What this task involves
Repeat the following lines exactly as they are given.
____ Input data
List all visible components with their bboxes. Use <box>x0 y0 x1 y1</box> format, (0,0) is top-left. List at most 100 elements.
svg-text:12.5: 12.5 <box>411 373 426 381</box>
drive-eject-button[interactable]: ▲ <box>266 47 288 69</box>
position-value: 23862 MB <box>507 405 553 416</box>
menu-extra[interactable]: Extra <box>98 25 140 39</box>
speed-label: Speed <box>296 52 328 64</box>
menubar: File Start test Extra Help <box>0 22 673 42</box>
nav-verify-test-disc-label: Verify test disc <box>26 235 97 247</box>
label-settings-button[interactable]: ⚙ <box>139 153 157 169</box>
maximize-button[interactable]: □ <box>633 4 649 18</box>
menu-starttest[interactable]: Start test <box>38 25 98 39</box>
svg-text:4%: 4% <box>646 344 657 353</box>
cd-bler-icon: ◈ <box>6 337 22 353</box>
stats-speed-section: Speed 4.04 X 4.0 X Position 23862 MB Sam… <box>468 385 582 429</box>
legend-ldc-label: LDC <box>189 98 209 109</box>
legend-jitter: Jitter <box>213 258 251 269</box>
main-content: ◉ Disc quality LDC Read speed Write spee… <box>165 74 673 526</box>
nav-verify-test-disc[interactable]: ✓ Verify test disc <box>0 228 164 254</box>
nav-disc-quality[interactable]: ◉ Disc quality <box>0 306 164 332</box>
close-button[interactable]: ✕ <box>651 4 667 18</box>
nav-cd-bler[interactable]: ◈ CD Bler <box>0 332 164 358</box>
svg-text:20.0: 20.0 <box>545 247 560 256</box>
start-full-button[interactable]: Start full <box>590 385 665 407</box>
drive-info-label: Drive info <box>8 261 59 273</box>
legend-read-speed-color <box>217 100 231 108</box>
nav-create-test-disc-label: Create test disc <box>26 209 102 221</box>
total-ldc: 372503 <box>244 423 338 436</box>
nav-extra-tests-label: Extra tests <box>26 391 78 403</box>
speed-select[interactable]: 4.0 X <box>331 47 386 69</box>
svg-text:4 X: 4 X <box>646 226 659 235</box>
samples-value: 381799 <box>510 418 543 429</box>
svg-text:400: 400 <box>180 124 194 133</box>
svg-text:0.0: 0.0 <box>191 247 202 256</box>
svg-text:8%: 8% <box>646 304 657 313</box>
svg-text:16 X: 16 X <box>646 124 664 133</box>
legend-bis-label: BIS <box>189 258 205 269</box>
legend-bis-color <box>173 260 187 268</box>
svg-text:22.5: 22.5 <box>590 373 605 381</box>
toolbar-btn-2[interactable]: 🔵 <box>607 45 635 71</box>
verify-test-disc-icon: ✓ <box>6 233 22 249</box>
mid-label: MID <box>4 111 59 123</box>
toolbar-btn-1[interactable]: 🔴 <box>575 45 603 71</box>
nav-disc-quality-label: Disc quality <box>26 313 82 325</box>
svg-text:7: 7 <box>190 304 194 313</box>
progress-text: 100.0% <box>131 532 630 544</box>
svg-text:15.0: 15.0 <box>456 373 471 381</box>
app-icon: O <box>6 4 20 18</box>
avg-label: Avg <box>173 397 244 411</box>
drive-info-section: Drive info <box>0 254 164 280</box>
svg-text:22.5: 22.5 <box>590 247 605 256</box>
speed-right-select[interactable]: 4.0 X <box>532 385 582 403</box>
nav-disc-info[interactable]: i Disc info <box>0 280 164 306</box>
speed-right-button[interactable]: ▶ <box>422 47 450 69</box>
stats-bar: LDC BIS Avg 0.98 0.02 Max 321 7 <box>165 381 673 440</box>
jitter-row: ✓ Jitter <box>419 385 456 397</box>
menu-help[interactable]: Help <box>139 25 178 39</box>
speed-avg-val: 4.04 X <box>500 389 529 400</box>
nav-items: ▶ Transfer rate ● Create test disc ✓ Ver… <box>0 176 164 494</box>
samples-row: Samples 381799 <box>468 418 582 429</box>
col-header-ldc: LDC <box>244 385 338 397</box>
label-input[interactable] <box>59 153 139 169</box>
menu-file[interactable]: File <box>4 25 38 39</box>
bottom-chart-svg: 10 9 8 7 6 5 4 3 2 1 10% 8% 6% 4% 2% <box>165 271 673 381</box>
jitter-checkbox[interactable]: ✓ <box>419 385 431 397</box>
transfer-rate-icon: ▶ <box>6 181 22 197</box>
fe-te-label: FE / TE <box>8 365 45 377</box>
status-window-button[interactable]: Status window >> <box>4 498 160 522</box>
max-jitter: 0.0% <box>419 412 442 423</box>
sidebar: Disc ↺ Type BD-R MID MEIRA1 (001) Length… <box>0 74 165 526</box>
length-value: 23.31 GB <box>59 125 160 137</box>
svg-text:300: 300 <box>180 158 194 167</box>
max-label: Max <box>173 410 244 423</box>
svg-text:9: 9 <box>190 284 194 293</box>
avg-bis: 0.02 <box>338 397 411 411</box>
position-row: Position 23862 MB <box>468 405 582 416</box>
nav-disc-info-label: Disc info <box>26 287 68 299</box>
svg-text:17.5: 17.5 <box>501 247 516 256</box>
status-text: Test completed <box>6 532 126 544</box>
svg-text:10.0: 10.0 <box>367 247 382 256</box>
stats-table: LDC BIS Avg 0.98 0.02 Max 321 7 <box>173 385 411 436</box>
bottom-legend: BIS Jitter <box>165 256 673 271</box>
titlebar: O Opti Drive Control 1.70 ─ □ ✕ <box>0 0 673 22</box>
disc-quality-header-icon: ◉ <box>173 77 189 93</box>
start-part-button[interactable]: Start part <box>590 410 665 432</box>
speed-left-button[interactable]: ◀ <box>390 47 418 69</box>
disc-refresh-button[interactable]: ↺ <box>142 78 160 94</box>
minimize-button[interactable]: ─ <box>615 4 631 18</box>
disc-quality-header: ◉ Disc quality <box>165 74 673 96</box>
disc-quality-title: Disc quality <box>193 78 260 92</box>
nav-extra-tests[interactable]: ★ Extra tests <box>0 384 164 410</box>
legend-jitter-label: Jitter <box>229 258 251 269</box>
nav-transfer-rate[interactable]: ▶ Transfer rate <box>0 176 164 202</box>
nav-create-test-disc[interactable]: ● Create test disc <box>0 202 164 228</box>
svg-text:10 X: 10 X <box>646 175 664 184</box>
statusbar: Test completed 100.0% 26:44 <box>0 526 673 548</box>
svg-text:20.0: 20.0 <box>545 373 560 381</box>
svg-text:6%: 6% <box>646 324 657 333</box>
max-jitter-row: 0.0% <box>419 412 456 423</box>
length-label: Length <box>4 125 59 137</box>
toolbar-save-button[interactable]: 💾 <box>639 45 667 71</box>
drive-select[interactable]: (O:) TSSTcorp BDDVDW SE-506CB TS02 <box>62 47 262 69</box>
________
Task solution
List all visible components with their bboxes. Use <box>x0 y0 x1 y1</box> format, (0,0) is top-left. List at most 100 elements.
svg-text:12.5: 12.5 <box>411 373 426 381</box>
drive-eject-button[interactable]: ▲ <box>266 47 288 69</box>
position-value: 23862 MB <box>507 405 553 416</box>
menu-extra[interactable]: Extra <box>98 25 140 39</box>
speed-label: Speed <box>296 52 328 64</box>
menubar: File Start test Extra Help <box>0 22 673 42</box>
nav-verify-test-disc-label: Verify test disc <box>26 235 97 247</box>
label-settings-button[interactable]: ⚙ <box>139 153 157 169</box>
maximize-button[interactable]: □ <box>633 4 649 18</box>
menu-starttest[interactable]: Start test <box>38 25 98 39</box>
svg-text:4%: 4% <box>646 344 657 353</box>
cd-bler-icon: ◈ <box>6 337 22 353</box>
stats-speed-section: Speed 4.04 X 4.0 X Position 23862 MB Sam… <box>468 385 582 429</box>
legend-ldc-label: LDC <box>189 98 209 109</box>
legend-jitter: Jitter <box>213 258 251 269</box>
main-content: ◉ Disc quality LDC Read speed Write spee… <box>165 74 673 526</box>
nav-verify-test-disc[interactable]: ✓ Verify test disc <box>0 228 164 254</box>
nav-disc-quality[interactable]: ◉ Disc quality <box>0 306 164 332</box>
close-button[interactable]: ✕ <box>651 4 667 18</box>
nav-cd-bler[interactable]: ◈ CD Bler <box>0 332 164 358</box>
svg-text:20.0: 20.0 <box>545 247 560 256</box>
start-full-button[interactable]: Start full <box>590 385 665 407</box>
drive-info-label: Drive info <box>8 261 59 273</box>
legend-read-speed-color <box>217 100 231 108</box>
nav-create-test-disc-label: Create test disc <box>26 209 102 221</box>
total-ldc: 372503 <box>244 423 338 436</box>
nav-extra-tests-label: Extra tests <box>26 391 78 403</box>
speed-select[interactable]: 4.0 X <box>331 47 386 69</box>
svg-text:4 X: 4 X <box>646 226 659 235</box>
samples-value: 381799 <box>510 418 543 429</box>
svg-text:400: 400 <box>180 124 194 133</box>
svg-text:0.0: 0.0 <box>191 247 202 256</box>
svg-text:8%: 8% <box>646 304 657 313</box>
svg-text:16 X: 16 X <box>646 124 664 133</box>
legend-bis-label: BIS <box>189 258 205 269</box>
legend-bis-color <box>173 260 187 268</box>
svg-text:22.5: 22.5 <box>590 373 605 381</box>
toolbar-btn-2[interactable]: 🔵 <box>607 45 635 71</box>
verify-test-disc-icon: ✓ <box>6 233 22 249</box>
mid-label: MID <box>4 111 59 123</box>
toolbar-btn-1[interactable]: 🔴 <box>575 45 603 71</box>
nav-disc-quality-label: Disc quality <box>26 313 82 325</box>
svg-text:7: 7 <box>190 304 194 313</box>
progress-text: 100.0% <box>131 532 630 544</box>
svg-text:15.0: 15.0 <box>456 373 471 381</box>
app-icon: O <box>6 4 20 18</box>
avg-label: Avg <box>173 397 244 411</box>
drive-info-section: Drive info <box>0 254 164 280</box>
svg-text:22.5: 22.5 <box>590 247 605 256</box>
speed-right-select[interactable]: 4.0 X <box>532 385 582 403</box>
nav-disc-info[interactable]: i Disc info <box>0 280 164 306</box>
speed-right-button[interactable]: ▶ <box>422 47 450 69</box>
stats-bar: LDC BIS Avg 0.98 0.02 Max 321 7 <box>165 381 673 440</box>
jitter-row: ✓ Jitter <box>419 385 456 397</box>
menu-help[interactable]: Help <box>139 25 178 39</box>
speed-avg-val: 4.04 X <box>500 389 529 400</box>
nav-items: ▶ Transfer rate ● Create test disc ✓ Ver… <box>0 176 164 494</box>
samples-row: Samples 381799 <box>468 418 582 429</box>
col-header-ldc: LDC <box>244 385 338 397</box>
label-input[interactable] <box>59 153 139 169</box>
menu-file[interactable]: File <box>4 25 38 39</box>
bottom-chart-svg: 10 9 8 7 6 5 4 3 2 1 10% 8% 6% 4% 2% <box>165 271 673 381</box>
jitter-checkbox[interactable]: ✓ <box>419 385 431 397</box>
transfer-rate-icon: ▶ <box>6 181 22 197</box>
fe-te-label: FE / TE <box>8 365 45 377</box>
status-window-button[interactable]: Status window >> <box>4 498 160 522</box>
max-jitter: 0.0% <box>419 412 442 423</box>
sidebar: Disc ↺ Type BD-R MID MEIRA1 (001) Length… <box>0 74 165 526</box>
length-value: 23.31 GB <box>59 125 160 137</box>
svg-text:300: 300 <box>180 158 194 167</box>
max-label: Max <box>173 410 244 423</box>
svg-text:9: 9 <box>190 284 194 293</box>
avg-bis: 0.02 <box>338 397 411 411</box>
position-row: Position 23862 MB <box>468 405 582 416</box>
nav-disc-info-label: Disc info <box>26 287 68 299</box>
svg-text:17.5: 17.5 <box>501 247 516 256</box>
status-text: Test completed <box>6 532 126 544</box>
svg-text:10.0: 10.0 <box>367 247 382 256</box>
stats-table: LDC BIS Avg 0.98 0.02 Max 321 7 <box>173 385 411 436</box>
bottom-legend: BIS Jitter <box>165 256 673 271</box>
titlebar: O Opti Drive Control 1.70 ─ □ ✕ <box>0 0 673 22</box>
disc-quality-header-icon: ◉ <box>173 77 189 93</box>
start-part-button[interactable]: Start part <box>590 410 665 432</box>
speed-left-button[interactable]: ◀ <box>390 47 418 69</box>
disc-refresh-button[interactable]: ↺ <box>142 78 160 94</box>
minimize-button[interactable]: ─ <box>615 4 631 18</box>
disc-quality-header: ◉ Disc quality <box>165 74 673 96</box>
disc-quality-title: Disc quality <box>193 78 260 92</box>
nav-extra-tests[interactable]: ★ Extra tests <box>0 384 164 410</box>
legend-jitter-label: Jitter <box>229 258 251 269</box>
nav-transfer-rate[interactable]: ▶ Transfer rate <box>0 176 164 202</box>
nav-create-test-disc[interactable]: ● Create test disc <box>0 202 164 228</box>
svg-text:10 X: 10 X <box>646 175 664 184</box>
statusbar: Test completed 100.0% 26:44 <box>0 526 673 548</box>
svg-text:20.0: 20.0 <box>545 373 560 381</box>
svg-text:6%: 6% <box>646 324 657 333</box>
max-jitter-row: 0.0% <box>419 412 456 423</box>
length-label: Length <box>4 125 59 137</box>
toolbar-save-button[interactable]: 💾 <box>639 45 667 71</box>
drive-select[interactable]: (O:) TSSTcorp BDDVDW SE-506CB TS02 <box>62 47 262 69</box>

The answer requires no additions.